- Text excerpt

========================================================================

Geoff Chappell - Software Analyst
Not in some 20 years of working with computers have I ever used commercial software that crashes anything like as often as Expression Web. How often is often? The Problem Reports and Solutions (from the Control Panel) records that Expression Web has “stopped working” for me 29 times in barely a year—and that’s not counting the times that Expression Web hangs on opening its first page (or did, until I devised a work-around).
Only after nine months did I get the luxury of closing this program just for having finished the work that I had wanted to do with it. I have instead become much too familiar with seeing Expression Web acquire the pale glaze that heralds the Windows Error Reporting dialog. Mostly, I have accepted the direction to go online and report the problem to Microsoft. Only once has Microsoft’s server asked for additional information. Never has it responded with any sort of suggested solution—not even that I pay Microsoft more money for a new version that is perhaps available by now.

========================================================================

(Element and region data)
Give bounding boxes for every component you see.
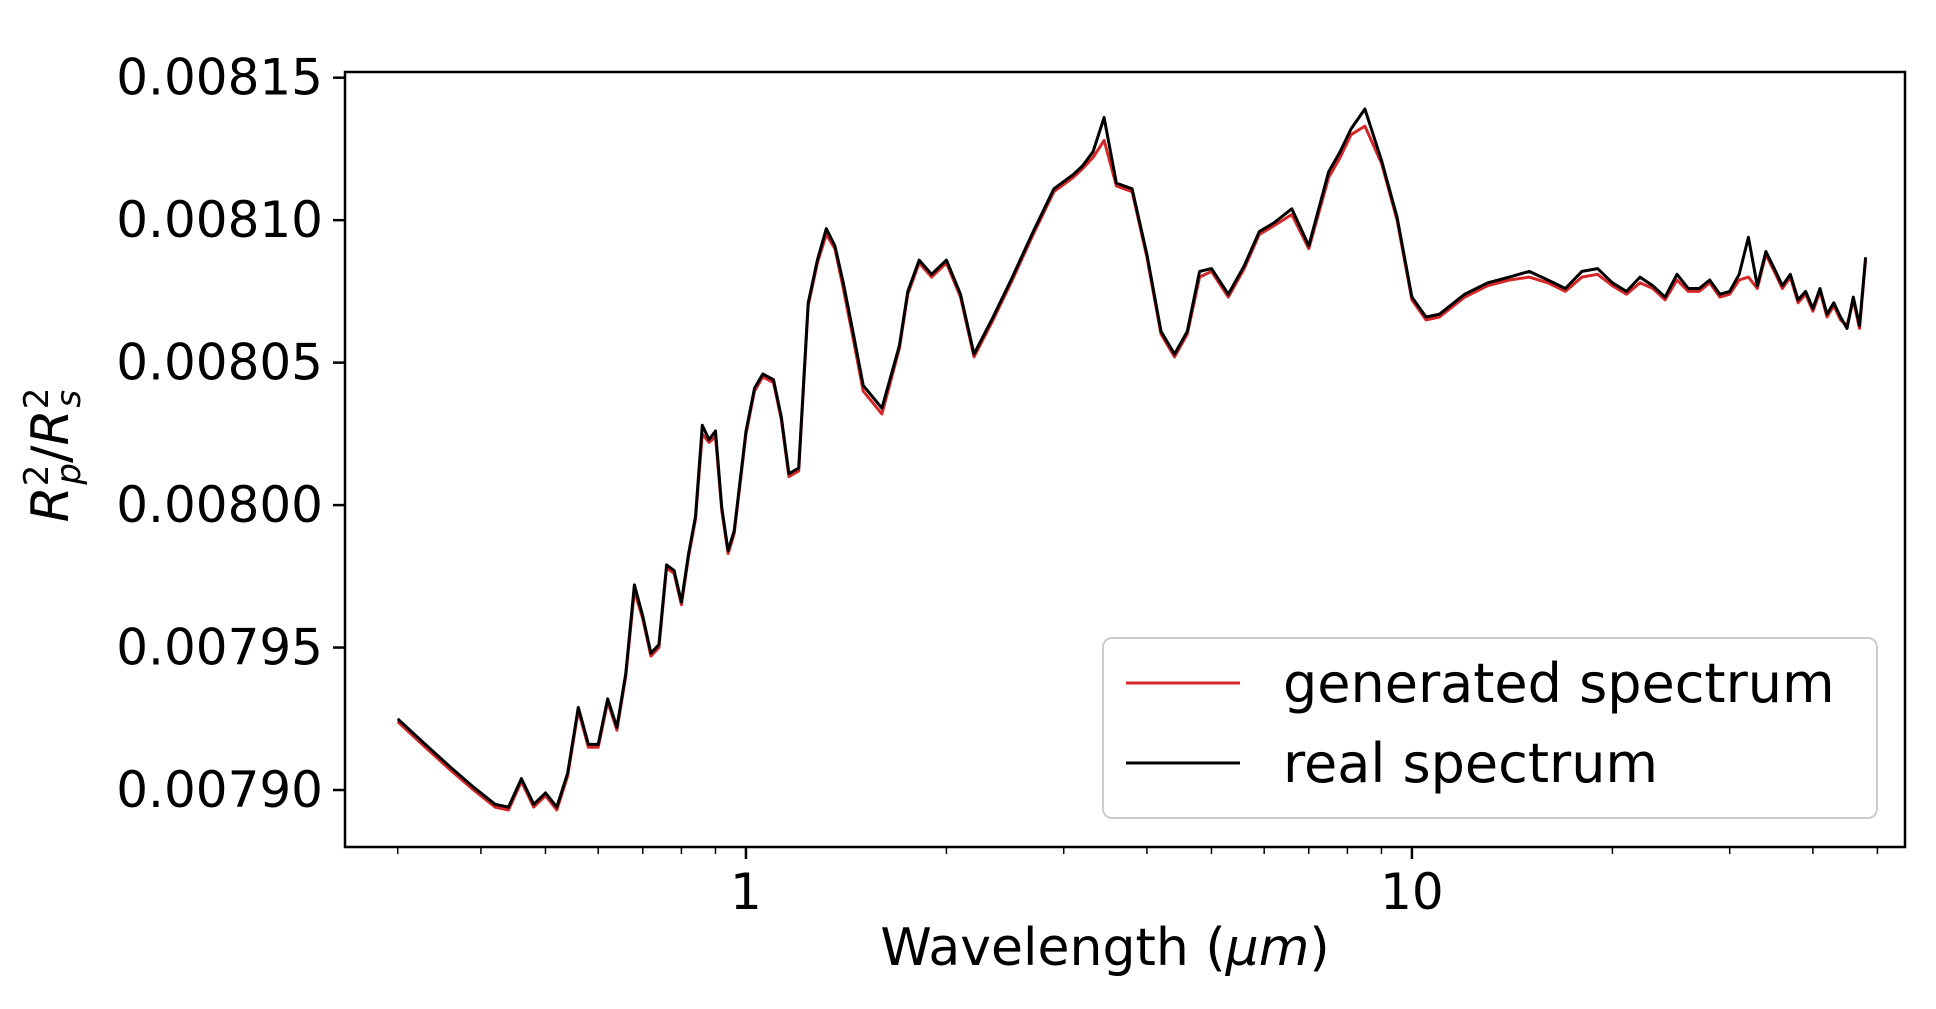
y-tick-label: 0.00805: [116, 334, 323, 392]
legend-box: [1102, 637, 1878, 819]
y-axis-ticks: 0.00790 0.00795 0.00800 0.00805 0.00810 0.008…: [116, 49, 345, 819]
series-layer: [396, 107, 1868, 812]
x-tick-label: 1: [730, 863, 762, 921]
y-tick-label: 0.00810: [116, 191, 323, 249]
y-tick-label: 0.00790: [116, 761, 323, 819]
x-tick-label: 10: [1380, 863, 1444, 921]
y-tick-label: 0.00815: [116, 49, 323, 107]
legend-label-real: real spectrum: [1283, 732, 1658, 795]
legend: generated spectrum real spectrum: [1102, 637, 1878, 819]
y-tick-label: 0.00800: [116, 476, 323, 534]
series-line-real: [396, 107, 1868, 809]
plot-frame: [343, 70, 1907, 849]
y-axis-title: R2p/R2s: [17, 388, 89, 523]
legend-label-generated: generated spectrum: [1283, 652, 1835, 715]
x-axis-title: Wavelength (μm): [880, 918, 1329, 978]
y-tick-label: 0.00795: [116, 619, 323, 677]
x-axis-ticks: 1 10: [730, 847, 1444, 921]
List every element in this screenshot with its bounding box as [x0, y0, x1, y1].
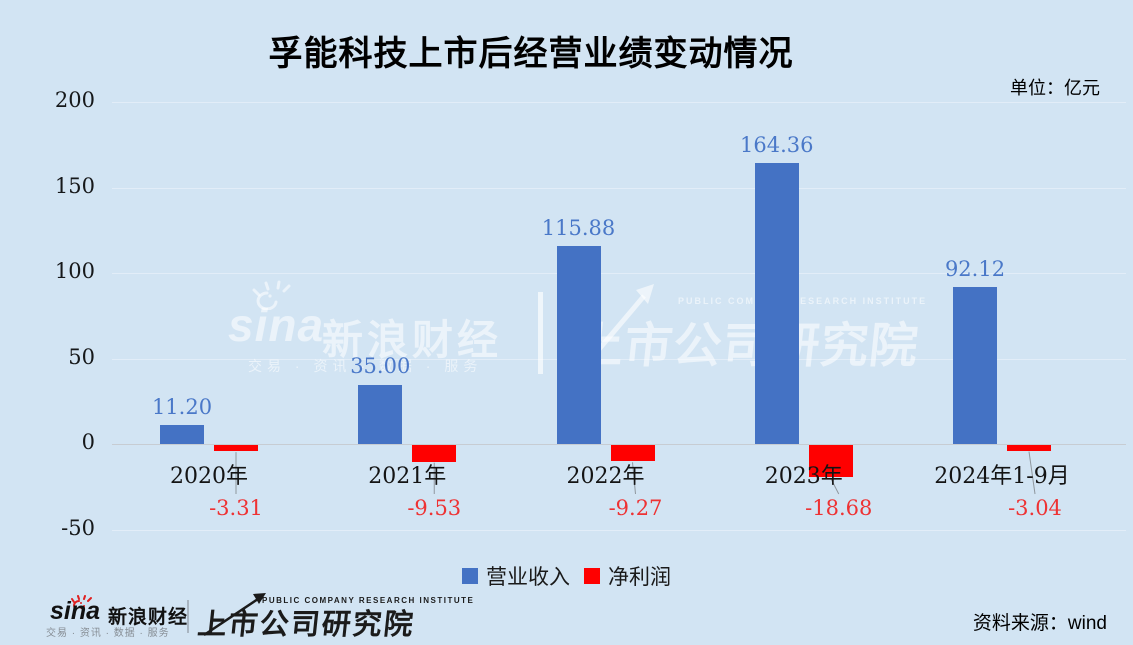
- profit-value-label: -9.53: [407, 496, 462, 520]
- profit-bar: [808, 445, 853, 478]
- category-label: 2022年: [566, 464, 645, 489]
- zero-axis-line: [112, 444, 1126, 446]
- sina-flame-icon: [71, 595, 92, 609]
- footer-institute-en: PUBLIC COMPANY RESEARCH INSTITUTE: [262, 596, 475, 605]
- profit-swatch-icon: [584, 568, 600, 584]
- profit-bar: [412, 445, 457, 462]
- legend: 营业收入 净利润: [0, 561, 1133, 591]
- y-tick-label: 200: [54, 88, 95, 112]
- revenue-value-label: 11.20: [151, 395, 213, 420]
- profit-bar: [1007, 445, 1051, 451]
- y-tick-label: 150: [54, 173, 95, 198]
- profit-value-label: -3.04: [1008, 496, 1062, 520]
- y-tick-label: 0: [81, 430, 95, 455]
- category-label: 2021年: [368, 464, 447, 489]
- footer-arrow-icon: [203, 593, 266, 637]
- revenue-value-label: 92.12: [944, 256, 1006, 281]
- source-label: 资料来源：wind: [972, 613, 1107, 634]
- footer-brand: 新浪财经: [108, 607, 189, 628]
- revenue-bar: [160, 425, 204, 445]
- legend-item-profit: 净利润: [584, 561, 671, 591]
- profit-value-label: -3.31: [209, 496, 263, 520]
- footer-tagline: 交易 · 资讯 · 数据 · 服务: [46, 628, 170, 639]
- legend-item-revenue: 营业收入: [462, 561, 570, 591]
- revenue-bar: [556, 246, 601, 445]
- gridline: [112, 530, 1126, 531]
- footer-sina-wordmark: sina: [50, 597, 101, 625]
- profit-bar: [610, 445, 655, 462]
- y-tick-label: 50: [68, 344, 95, 369]
- footer-divider: [187, 600, 189, 633]
- category-label: 2020年: [170, 464, 248, 489]
- chart-title: 孚能科技上市后经营业绩变动情况: [268, 35, 794, 73]
- revenue-bar: [358, 384, 403, 445]
- gridline: [112, 187, 1126, 189]
- category-label: 2024年1-9月: [934, 464, 1070, 489]
- revenue-value-label: 115.88: [541, 216, 616, 240]
- unit-label: 单位：亿元: [1010, 78, 1100, 98]
- revenue-value-label: 164.36: [740, 133, 814, 158]
- profit-bar: [214, 445, 258, 452]
- revenue-bar: [953, 286, 997, 445]
- profit-value-label: -18.68: [805, 496, 873, 520]
- legend-label-revenue: 营业收入: [486, 565, 570, 589]
- y-tick-label: 100: [54, 259, 95, 284]
- revenue-swatch-icon: [462, 568, 478, 584]
- gridline: [112, 273, 1126, 275]
- gridline: [112, 102, 1126, 103]
- revenue-value-label: 35.00: [350, 354, 411, 379]
- y-tick-label: -50: [61, 516, 95, 540]
- footer: sina 新浪财经 交易 · 资讯 · 数据 · 服务 PUBLIC COMPA…: [0, 593, 1133, 645]
- profit-value-label: -9.27: [608, 496, 663, 520]
- revenue-bar: [754, 163, 799, 445]
- legend-label-profit: 净利润: [608, 565, 671, 589]
- category-label: 2023年: [764, 464, 843, 489]
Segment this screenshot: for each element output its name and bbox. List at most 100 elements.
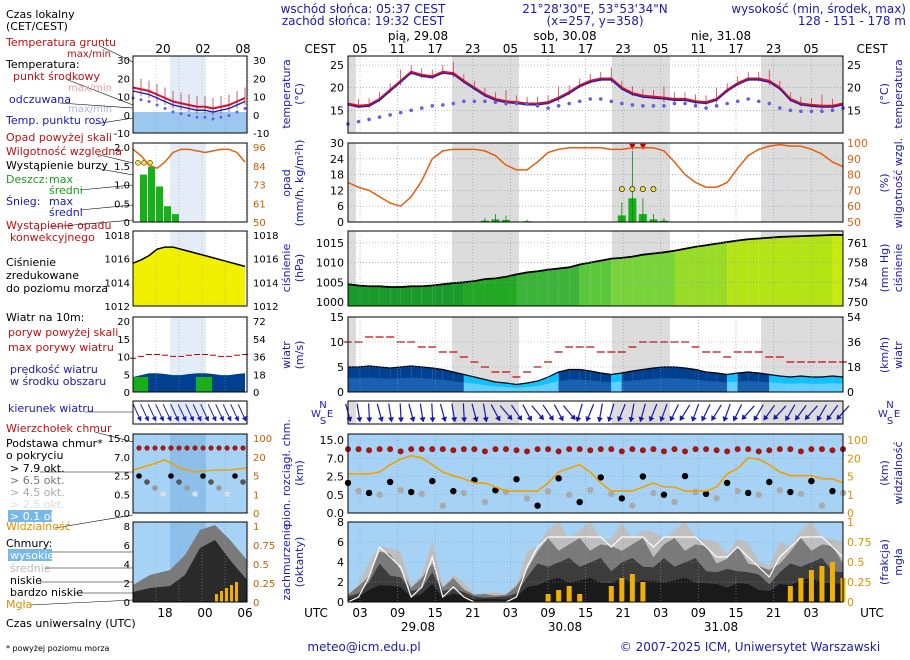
wind-mean-area — [453, 381, 464, 392]
hour-bottom-label: 03 — [653, 606, 668, 620]
pressure-area — [737, 239, 749, 306]
legend-rain-max: max — [49, 173, 73, 186]
wind-label-left: wiatr — [280, 341, 293, 369]
precip-tick-left: 6 — [337, 200, 344, 213]
legend-connector — [94, 431, 134, 443]
mini-cloud-top-dot — [216, 445, 222, 451]
elevation-label: wysokość (min, środek, max) — [731, 2, 906, 16]
wind-arrow-head — [691, 416, 697, 422]
cloud-base-dot — [386, 478, 394, 486]
temp-label-left: temperatura — [280, 59, 293, 128]
precip-tick-right: 70 — [847, 184, 861, 197]
dew-point-dot — [714, 104, 719, 108]
cloud-cover-tick-left: 0 — [337, 596, 344, 609]
hour-top-label: 11 — [691, 42, 706, 56]
pressure-area — [516, 272, 528, 306]
legend-mid: średnie — [10, 562, 51, 575]
hour-top-label: 05 — [653, 42, 668, 56]
mini-cloud-base-dot — [152, 485, 158, 491]
cloud-top-dot — [576, 446, 583, 453]
fog-bar — [556, 590, 562, 602]
wind-arrow — [522, 404, 533, 422]
legend-humidity: Wilgotność względna — [6, 145, 122, 158]
dew-point-dot — [514, 101, 519, 106]
mini-wind-arrow-head — [204, 415, 209, 422]
cloud-top-dot — [534, 446, 541, 453]
fog-bar — [829, 562, 835, 602]
hour-bottom-label: 03 — [352, 606, 367, 620]
wind-mean-area — [832, 383, 843, 392]
cloud-base-dot — [639, 473, 647, 480]
local-time-label: Czas lokalny — [6, 8, 75, 21]
legend-precip-above: Opad powyżej skali — [6, 131, 112, 144]
mini-precip-border — [132, 142, 248, 223]
legend-cloud-base-2: o pokryciu — [6, 449, 63, 462]
mini-wind-arrow — [132, 404, 142, 422]
wind-mean-area — [611, 381, 622, 392]
cloud-top-dot — [629, 446, 636, 453]
wind-arrow-head — [538, 414, 545, 421]
wind-arrow-head — [570, 414, 576, 421]
cloud-top-dot — [787, 446, 794, 453]
mini-hour-top: 08 — [235, 42, 250, 56]
cloud-base-dot — [734, 487, 741, 495]
legend-wind-dir: kierunek wiatru — [8, 402, 94, 415]
mini-fog-bar — [235, 582, 238, 602]
mini-pressure-border — [132, 230, 248, 307]
cloud-top-dot — [555, 448, 562, 455]
pressure-area — [411, 286, 422, 306]
wind-arrow-head — [472, 416, 479, 423]
hour-bottom-label: 03 — [503, 606, 518, 620]
dew-point-dot — [609, 99, 614, 104]
wind-arrow — [387, 403, 394, 423]
legend-storm: Wystąpienie burzy — [6, 159, 108, 172]
cloud-top-dot — [366, 447, 373, 454]
wind-arrow-head — [366, 417, 373, 423]
cloud-base-dot — [365, 489, 373, 497]
wind-mean-area — [495, 386, 506, 392]
legend-connector — [99, 168, 134, 176]
legend-connector — [94, 117, 134, 125]
mini-cloud-cover-tick-right: 0.75 — [253, 541, 275, 552]
cloud-base-dot — [565, 491, 573, 498]
mini-cloud-cover-tick-left: 6 — [124, 541, 130, 552]
hour-bottom-label: 09 — [540, 606, 555, 620]
wind-mean-area — [779, 383, 791, 392]
legend-connector — [79, 184, 134, 191]
wind-mean-area — [463, 382, 475, 392]
cloud-base-tick-left: 7.0 — [327, 452, 345, 465]
pressure-area — [495, 276, 506, 306]
cloud-top-dot — [450, 447, 457, 454]
wind-arrow-head — [836, 414, 842, 420]
dew-point-dot — [493, 100, 498, 104]
cloud-base-bg — [348, 434, 843, 513]
wind-mean-area — [358, 377, 370, 392]
cloud-top-dot — [713, 447, 720, 454]
wind-mean-area — [737, 381, 749, 392]
legend-deviation: odczuwana — [9, 93, 71, 106]
cloud-base-dot — [650, 489, 657, 497]
mini-precip-tick-right: 84 — [253, 162, 266, 173]
pressure-area — [358, 285, 370, 306]
cloud-top-dot — [745, 446, 752, 453]
compass-e-left: E — [327, 409, 333, 420]
dew-point-dot — [693, 104, 698, 108]
wind-mean-area — [390, 378, 401, 392]
wind-arrow-head — [419, 416, 426, 423]
dew-point-dot — [704, 106, 708, 110]
mini-cloud-top-dot — [136, 445, 142, 451]
dew-point-dot — [799, 109, 803, 114]
mini-rain-bar — [148, 166, 155, 222]
wind-arrow — [804, 405, 818, 420]
wind-arrow — [753, 404, 764, 422]
mini-pressure-tick-left: 1014 — [105, 278, 130, 289]
cloud-top-dot — [682, 448, 689, 455]
email-link[interactable]: meteo@icm.edu.pl — [307, 640, 420, 654]
precip-panel-night-2 — [612, 143, 670, 222]
temp-tick-right: 20 — [847, 82, 861, 95]
cloud-base-dot — [555, 475, 562, 482]
wind-arrow-head — [617, 416, 623, 422]
mini-cloud-base-tick-left: 0.5 — [114, 490, 130, 501]
wind-mean-area — [632, 379, 643, 392]
pressure-area — [748, 238, 759, 306]
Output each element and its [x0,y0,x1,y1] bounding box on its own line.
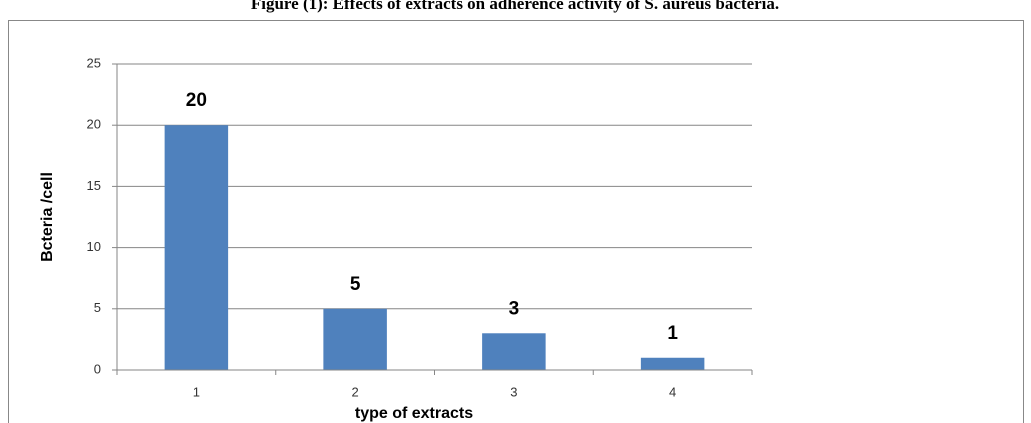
x-tick-label: 3 [510,384,517,399]
value-label: 3 [509,298,520,319]
y-tick-label: 15 [87,178,101,193]
y-tick-label: 20 [87,117,101,132]
bar [164,125,229,370]
bar [640,357,705,370]
y-tick-label: 25 [87,55,101,70]
x-axis-title: type of extracts [355,405,473,422]
value-label: 5 [350,274,361,295]
x-tick-label: 2 [352,384,359,399]
x-tick-label: 4 [669,384,676,399]
y-tick-label: 0 [94,361,101,376]
x-tick-label: 1 [193,384,200,399]
y-axis-title: Bcteria /cell [39,172,56,262]
bar [323,308,387,370]
y-tick-label: 5 [94,300,101,315]
bar [482,333,546,370]
value-label: 1 [667,323,678,344]
value-label: 20 [186,90,207,111]
chart-title: Figure (1): Effects of extracts on adher… [251,0,779,13]
y-tick-label: 10 [87,239,101,254]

========================================================================

- The tasks
**1)** Summarize the Expression Web passage in two sentences.
**2)** Reproduce the Expression Web passage word for word, starting with "Geoff Chappell - Software" and going on through "devised a work-around).".
**3)** Carry on writing the Expression Web passage from the point where it stops.
None of the lines above are needed.

- Replies
**1)** In some 20 years with computers, the writer has never used commercial software that crashes as often as Expression Web, which has stopped working 29 times in barely a year. The writer has mostly reported these crashes to Microsoft online, but the server has asked for more information only once and has never offered any suggested solution.

**2)**
Geoff Chappell - Software Analyst
Not in some 20 years of working with computers have I ever used commercial software that crashes anything like as often as Expression Web. How often is often? The Problem Reports and Solutions (from the Control Panel) records that Expression Web has “stopped working” for me 29 times in barely a year—and that’s not counting the times that Expression Web hangs on opening its first page (or did, until I devised a work-around).

**3)**
Sometimes the crash is unexpected. Sometimes it is less of a surprise since the program was already misbehaving more than usual. For instance, a perceived increase in the frequency of the Code Error Detected warning while I write in the Design view, i.e., of Expression Web detecting errors in its own code generation, is not uncommon before the program crashes. Note that it’s not that the program starts misbehaving. It’s that the program misbehaves more than usual. As demonstrated in my growing list of Expression Web bugs, Expression Web is not a program that looks well written once you look more than casually. It has numerous little bugs, inconsistencies and irritations—but its crashes take it beyond the pale.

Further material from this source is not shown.